[start of DATA IN THIS EXERCISE]

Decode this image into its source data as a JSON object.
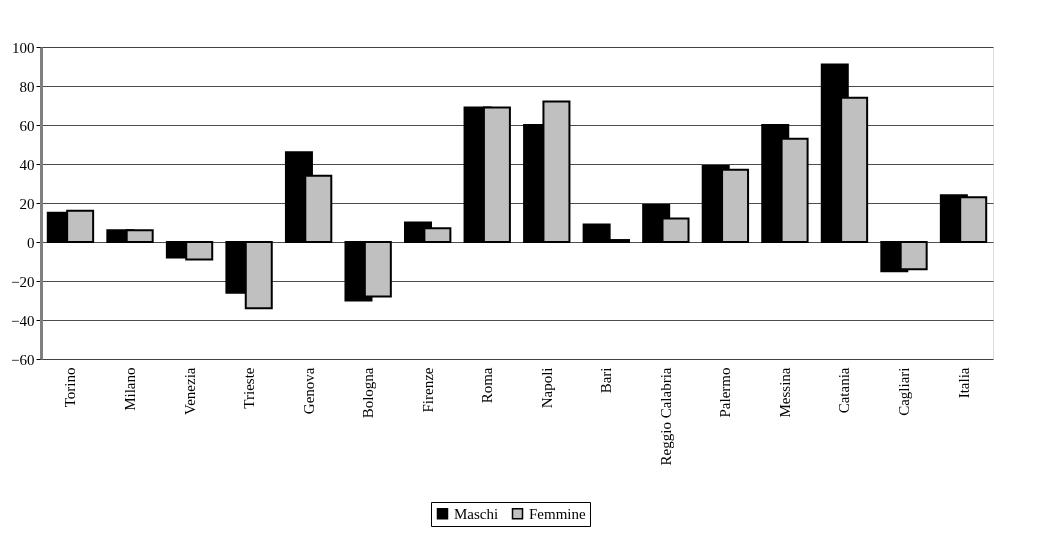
{
  "chart_data": {
    "type": "bar",
    "categories": [
      "Torino",
      "Milano",
      "Venezia",
      "Trieste",
      "Genova",
      "Bologna",
      "Firenze",
      "Roma",
      "Napoli",
      "Bari",
      "Reggio Calabria",
      "Palermo",
      "Messina",
      "Catania",
      "Cagliari",
      "Italia"
    ],
    "series": [
      {
        "name": "Maschi",
        "color": "#000000",
        "values": [
          15,
          6,
          -8,
          -26,
          46,
          -30,
          10,
          69,
          60,
          9,
          19,
          39,
          60,
          91,
          -15,
          24
        ]
      },
      {
        "name": "Femmine",
        "color": "#c0c0c0",
        "values": [
          16,
          6,
          -9,
          -34,
          34,
          -28,
          7,
          69,
          72,
          1,
          12,
          37,
          53,
          74,
          -14,
          23
        ]
      }
    ],
    "ylim": [
      -60,
      100
    ],
    "yticks": [
      -60,
      -40,
      -20,
      0,
      20,
      40,
      60,
      80,
      100
    ],
    "grid": "y",
    "legend": "bottom"
  }
}
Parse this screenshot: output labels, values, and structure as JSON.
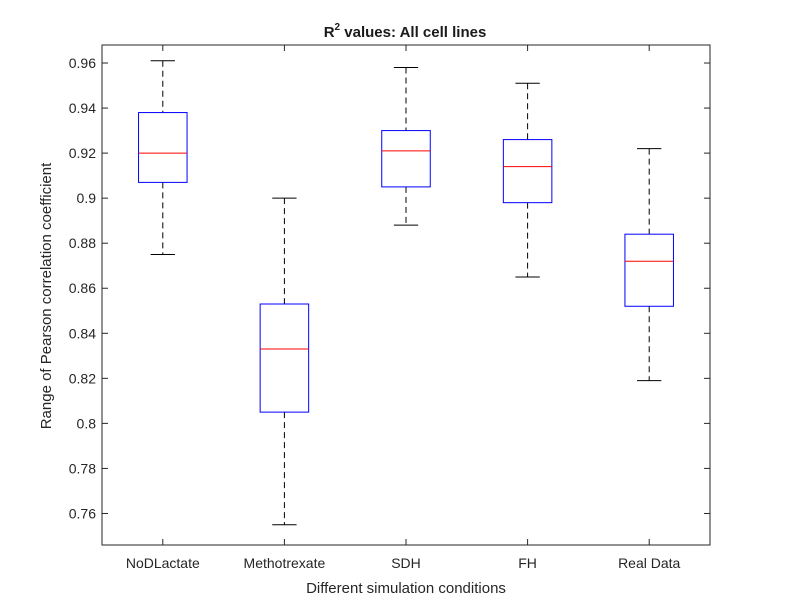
{
  "chart_data": {
    "type": "box",
    "title": {
      "main": "R",
      "sup": "2",
      "rest": " values: All cell lines"
    },
    "xlabel": "Different simulation conditions",
    "ylabel": "Range of Pearson correlation coefficient",
    "ylim": [
      0.746,
      0.968
    ],
    "yticks": [
      0.76,
      0.78,
      0.8,
      0.82,
      0.84,
      0.86,
      0.88,
      0.9,
      0.92,
      0.94,
      0.96
    ],
    "ytick_labels": [
      "0.76",
      "0.78",
      "0.8",
      "0.82",
      "0.84",
      "0.86",
      "0.88",
      "0.9",
      "0.92",
      "0.94",
      "0.96"
    ],
    "categories": [
      "NoDLactate",
      "Methotrexate",
      "SDH",
      "FH",
      "Real Data"
    ],
    "boxes": [
      {
        "whisker_low": 0.875,
        "q1": 0.907,
        "median": 0.92,
        "q3": 0.938,
        "whisker_high": 0.961
      },
      {
        "whisker_low": 0.755,
        "q1": 0.805,
        "median": 0.833,
        "q3": 0.853,
        "whisker_high": 0.9
      },
      {
        "whisker_low": 0.888,
        "q1": 0.905,
        "median": 0.921,
        "q3": 0.93,
        "whisker_high": 0.958
      },
      {
        "whisker_low": 0.865,
        "q1": 0.898,
        "median": 0.914,
        "q3": 0.926,
        "whisker_high": 0.951
      },
      {
        "whisker_low": 0.819,
        "q1": 0.852,
        "median": 0.872,
        "q3": 0.884,
        "whisker_high": 0.922
      }
    ],
    "colors": {
      "box": "#0000ff",
      "median": "#ff0000",
      "whisker": "#000000",
      "axis": "#262626"
    },
    "grid": false,
    "legend": "none"
  }
}
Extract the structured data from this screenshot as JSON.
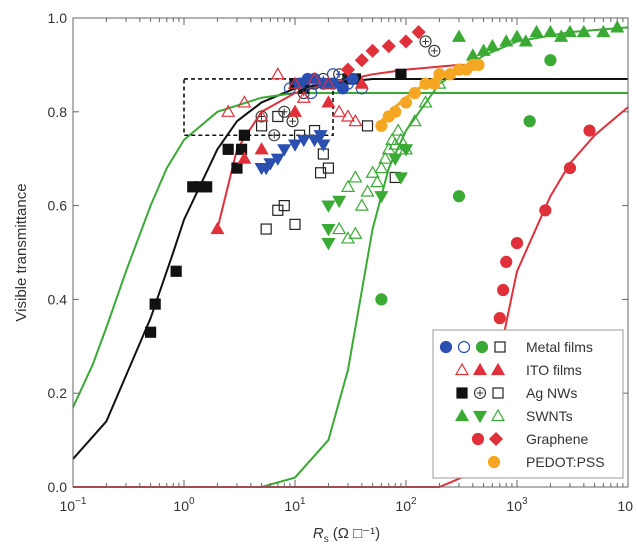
{
  "chart_data": {
    "type": "scatter",
    "title": "",
    "xlabel_main": "R",
    "xlabel_sub": "s",
    "xlabel_unit": "(Ω □⁻¹)",
    "ylabel": "Visible transmittance",
    "x_scale": "log",
    "xlim": [
      0.1,
      10000
    ],
    "ylim": [
      0.0,
      1.0
    ],
    "x_ticks": [
      {
        "v": 0.1,
        "base": "10",
        "exp": "−1"
      },
      {
        "v": 1,
        "base": "10",
        "exp": "0"
      },
      {
        "v": 10,
        "base": "10",
        "exp": "1"
      },
      {
        "v": 100,
        "base": "10",
        "exp": "2"
      },
      {
        "v": 1000,
        "base": "10",
        "exp": "3"
      },
      {
        "v": 10000,
        "base": "10",
        "exp": ""
      }
    ],
    "y_ticks": [
      "0.0",
      "0.2",
      "0.4",
      "0.6",
      "0.8",
      "1.0"
    ],
    "y_tick_values": [
      0.0,
      0.2,
      0.4,
      0.6,
      0.8,
      1.0
    ],
    "grid": false,
    "legend_position": "bottom-right",
    "legend": [
      {
        "label": "Metal films",
        "markers": [
          {
            "shape": "circle",
            "fill": true,
            "color": "#2b4fb0"
          },
          {
            "shape": "circle",
            "fill": false,
            "color": "#2b4fb0"
          },
          {
            "shape": "circle",
            "fill": true,
            "color": "#3aaa35"
          },
          {
            "shape": "square",
            "fill": false,
            "color": "#222222"
          }
        ]
      },
      {
        "label": "ITO films",
        "markers": [
          {
            "shape": "triangle-up",
            "fill": false,
            "color": "#e0303a"
          },
          {
            "shape": "triangle-up",
            "fill": true,
            "color": "#e0303a"
          },
          {
            "shape": "triangle-up",
            "fill": true,
            "color": "#e0303a"
          }
        ]
      },
      {
        "label": "Ag NWs",
        "markers": [
          {
            "shape": "square",
            "fill": true,
            "color": "#111111"
          },
          {
            "shape": "circle-plus",
            "fill": false,
            "color": "#333333"
          },
          {
            "shape": "square",
            "fill": false,
            "color": "#222222"
          }
        ]
      },
      {
        "label": "SWNTs",
        "markers": [
          {
            "shape": "triangle-up",
            "fill": true,
            "color": "#3aaa35"
          },
          {
            "shape": "triangle-down",
            "fill": true,
            "color": "#3aaa35"
          },
          {
            "shape": "triangle-up",
            "fill": false,
            "color": "#3aaa35"
          }
        ]
      },
      {
        "label": "Graphene",
        "markers": [
          {
            "shape": "circle",
            "fill": true,
            "color": "#e0303a"
          },
          {
            "shape": "diamond",
            "fill": true,
            "color": "#e0303a"
          }
        ]
      },
      {
        "label": "PEDOT:PSS",
        "markers": [
          {
            "shape": "circle",
            "fill": true,
            "color": "#f5a623"
          }
        ]
      }
    ],
    "dashed_box": {
      "x_range": [
        1.0,
        22
      ],
      "y_range": [
        0.75,
        0.87
      ]
    },
    "curves": [
      {
        "color": "#111111",
        "points": [
          [
            0.1,
            0.06
          ],
          [
            0.2,
            0.14
          ],
          [
            0.5,
            0.36
          ],
          [
            0.8,
            0.5
          ],
          [
            1,
            0.57
          ],
          [
            2,
            0.72
          ],
          [
            3,
            0.78
          ],
          [
            5,
            0.82
          ],
          [
            10,
            0.85
          ],
          [
            20,
            0.86
          ],
          [
            50,
            0.87
          ],
          [
            100,
            0.87
          ],
          [
            10000,
            0.87
          ]
        ]
      },
      {
        "color": "#3aaa35",
        "points": [
          [
            0.1,
            0.17
          ],
          [
            0.15,
            0.26
          ],
          [
            0.2,
            0.34
          ],
          [
            0.3,
            0.46
          ],
          [
            0.5,
            0.6
          ],
          [
            0.7,
            0.68
          ],
          [
            1,
            0.74
          ],
          [
            2,
            0.8
          ],
          [
            5,
            0.83
          ],
          [
            10,
            0.84
          ],
          [
            100,
            0.84
          ],
          [
            10000,
            0.84
          ]
        ]
      },
      {
        "color": "#3aaa35",
        "points": [
          [
            0.1,
            0.0
          ],
          [
            5,
            0.0
          ],
          [
            10,
            0.02
          ],
          [
            20,
            0.1
          ],
          [
            30,
            0.25
          ],
          [
            50,
            0.55
          ],
          [
            70,
            0.68
          ],
          [
            100,
            0.76
          ],
          [
            200,
            0.86
          ],
          [
            500,
            0.92
          ],
          [
            1000,
            0.95
          ],
          [
            3000,
            0.97
          ],
          [
            10000,
            0.98
          ]
        ]
      },
      {
        "color": "#e0303a",
        "points": [
          [
            0.1,
            0.0
          ],
          [
            200,
            0.0
          ],
          [
            400,
            0.03
          ],
          [
            500,
            0.1
          ],
          [
            600,
            0.2
          ],
          [
            800,
            0.35
          ],
          [
            1000,
            0.46
          ],
          [
            2000,
            0.62
          ],
          [
            3000,
            0.69
          ],
          [
            5000,
            0.75
          ],
          [
            10000,
            0.81
          ]
        ]
      },
      {
        "color": "#e0303a",
        "points": [
          [
            2,
            0.55
          ],
          [
            3,
            0.72
          ],
          [
            5,
            0.8
          ],
          [
            10,
            0.84
          ],
          [
            20,
            0.86
          ],
          [
            50,
            0.88
          ],
          [
            100,
            0.89
          ],
          [
            300,
            0.9
          ],
          [
            500,
            0.9
          ]
        ]
      },
      {
        "color": "#f5a623",
        "points": [
          [
            60,
            0.78
          ],
          [
            80,
            0.81
          ],
          [
            100,
            0.83
          ],
          [
            150,
            0.86
          ],
          [
            200,
            0.87
          ],
          [
            300,
            0.89
          ],
          [
            400,
            0.9
          ]
        ]
      }
    ],
    "series": [
      {
        "shape": "square",
        "fill": true,
        "color": "#111111",
        "points": [
          [
            0.5,
            0.33
          ],
          [
            0.55,
            0.39
          ],
          [
            0.85,
            0.46
          ],
          [
            1.2,
            0.64
          ],
          [
            1.4,
            0.64
          ],
          [
            1.6,
            0.64
          ],
          [
            2.5,
            0.72
          ],
          [
            3.0,
            0.68
          ],
          [
            3.3,
            0.72
          ],
          [
            3.5,
            0.75
          ],
          [
            10,
            0.86
          ],
          [
            12,
            0.85
          ],
          [
            20,
            0.86
          ],
          [
            30,
            0.87
          ],
          [
            35,
            0.87
          ],
          [
            90,
            0.88
          ]
        ]
      },
      {
        "shape": "square",
        "fill": false,
        "color": "#222222",
        "points": [
          [
            5.5,
            0.55
          ],
          [
            7,
            0.59
          ],
          [
            8,
            0.6
          ],
          [
            10,
            0.56
          ],
          [
            5,
            0.77
          ],
          [
            7,
            0.79
          ],
          [
            11,
            0.75
          ],
          [
            15,
            0.76
          ],
          [
            18,
            0.71
          ],
          [
            20,
            0.68
          ],
          [
            17,
            0.67
          ],
          [
            45,
            0.77
          ],
          [
            80,
            0.66
          ]
        ]
      },
      {
        "shape": "circle-plus",
        "fill": false,
        "color": "#333333",
        "points": [
          [
            5,
            0.79
          ],
          [
            6.5,
            0.75
          ],
          [
            8,
            0.8
          ],
          [
            9.5,
            0.78
          ],
          [
            12,
            0.84
          ],
          [
            15,
            0.86
          ],
          [
            18,
            0.87
          ],
          [
            25,
            0.88
          ],
          [
            150,
            0.95
          ],
          [
            180,
            0.93
          ]
        ]
      },
      {
        "shape": "circle",
        "fill": true,
        "color": "#2b4fb0",
        "points": [
          [
            11,
            0.86
          ],
          [
            13,
            0.87
          ],
          [
            15,
            0.87
          ],
          [
            18,
            0.86
          ],
          [
            22,
            0.86
          ],
          [
            27,
            0.85
          ],
          [
            33,
            0.87
          ]
        ]
      },
      {
        "shape": "circle",
        "fill": false,
        "color": "#2b4fb0",
        "points": [
          [
            9,
            0.85
          ],
          [
            14,
            0.84
          ],
          [
            22,
            0.88
          ],
          [
            30,
            0.86
          ],
          [
            40,
            0.85
          ]
        ]
      },
      {
        "shape": "triangle-down",
        "fill": true,
        "color": "#2b4fb0",
        "points": [
          [
            5,
            0.68
          ],
          [
            5.5,
            0.68
          ],
          [
            6,
            0.69
          ],
          [
            7,
            0.7
          ],
          [
            8,
            0.72
          ],
          [
            10,
            0.73
          ],
          [
            12,
            0.74
          ],
          [
            15,
            0.74
          ],
          [
            17,
            0.75
          ],
          [
            18,
            0.73
          ]
        ]
      },
      {
        "shape": "triangle-up",
        "fill": true,
        "color": "#e0303a",
        "points": [
          [
            2,
            0.55
          ],
          [
            3.5,
            0.7
          ],
          [
            5,
            0.72
          ],
          [
            10,
            0.8
          ],
          [
            20,
            0.82
          ],
          [
            40,
            0.86
          ]
        ]
      },
      {
        "shape": "triangle-up",
        "fill": false,
        "color": "#e0303a",
        "points": [
          [
            2.5,
            0.8
          ],
          [
            3.5,
            0.82
          ],
          [
            5,
            0.79
          ],
          [
            7,
            0.88
          ],
          [
            10,
            0.86
          ],
          [
            12,
            0.83
          ],
          [
            15,
            0.87
          ],
          [
            20,
            0.86
          ],
          [
            25,
            0.8
          ],
          [
            30,
            0.79
          ],
          [
            35,
            0.78
          ]
        ]
      },
      {
        "shape": "diamond",
        "fill": true,
        "color": "#e0303a",
        "points": [
          [
            30,
            0.89
          ],
          [
            40,
            0.91
          ],
          [
            50,
            0.93
          ],
          [
            70,
            0.94
          ],
          [
            100,
            0.95
          ],
          [
            130,
            0.97
          ]
        ]
      },
      {
        "shape": "circle",
        "fill": true,
        "color": "#e0303a",
        "points": [
          [
            700,
            0.36
          ],
          [
            750,
            0.42
          ],
          [
            800,
            0.48
          ],
          [
            1000,
            0.52
          ],
          [
            1800,
            0.59
          ],
          [
            3000,
            0.68
          ],
          [
            4500,
            0.76
          ]
        ]
      },
      {
        "shape": "circle",
        "fill": true,
        "color": "#3aaa35",
        "points": [
          [
            60,
            0.4
          ],
          [
            300,
            0.62
          ],
          [
            1300,
            0.78
          ],
          [
            2000,
            0.91
          ]
        ]
      },
      {
        "shape": "triangle-up",
        "fill": true,
        "color": "#3aaa35",
        "points": [
          [
            300,
            0.96
          ],
          [
            400,
            0.92
          ],
          [
            500,
            0.93
          ],
          [
            600,
            0.94
          ],
          [
            800,
            0.95
          ],
          [
            1000,
            0.96
          ],
          [
            1200,
            0.95
          ],
          [
            1500,
            0.97
          ],
          [
            2000,
            0.97
          ],
          [
            2500,
            0.96
          ],
          [
            3000,
            0.97
          ],
          [
            4000,
            0.97
          ],
          [
            6000,
            0.97
          ],
          [
            8000,
            0.98
          ]
        ]
      },
      {
        "shape": "triangle-down",
        "fill": true,
        "color": "#3aaa35",
        "points": [
          [
            20,
            0.52
          ],
          [
            20,
            0.55
          ],
          [
            20,
            0.6
          ],
          [
            25,
            0.61
          ],
          [
            60,
            0.62
          ],
          [
            80,
            0.7
          ],
          [
            90,
            0.66
          ],
          [
            100,
            0.72
          ]
        ]
      },
      {
        "shape": "triangle-up",
        "fill": false,
        "color": "#3aaa35",
        "points": [
          [
            30,
            0.64
          ],
          [
            35,
            0.66
          ],
          [
            40,
            0.6
          ],
          [
            45,
            0.63
          ],
          [
            50,
            0.67
          ],
          [
            55,
            0.65
          ],
          [
            60,
            0.68
          ],
          [
            65,
            0.7
          ],
          [
            70,
            0.72
          ],
          [
            75,
            0.74
          ],
          [
            80,
            0.73
          ],
          [
            85,
            0.76
          ],
          [
            90,
            0.74
          ],
          [
            100,
            0.72
          ],
          [
            120,
            0.78
          ],
          [
            150,
            0.82
          ],
          [
            200,
            0.86
          ],
          [
            25,
            0.55
          ],
          [
            30,
            0.53
          ],
          [
            35,
            0.54
          ]
        ]
      },
      {
        "shape": "circle",
        "fill": true,
        "color": "#f5a623",
        "points": [
          [
            60,
            0.77
          ],
          [
            70,
            0.79
          ],
          [
            80,
            0.8
          ],
          [
            100,
            0.82
          ],
          [
            120,
            0.84
          ],
          [
            150,
            0.86
          ],
          [
            180,
            0.86
          ],
          [
            200,
            0.88
          ],
          [
            250,
            0.88
          ],
          [
            300,
            0.89
          ],
          [
            350,
            0.89
          ],
          [
            400,
            0.9
          ],
          [
            450,
            0.9
          ]
        ]
      }
    ]
  }
}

[end of DATA IN THIS EXERCISE]

▸ **TASK TO CARRY OUT**: Select all lines in the listing that include the word "screenshot".

▸ **EXERCISE ANSWER**:
Parse this screenshot: output labels, values, and structure as JSON.
Extract the structured data from this screenshot as JSON.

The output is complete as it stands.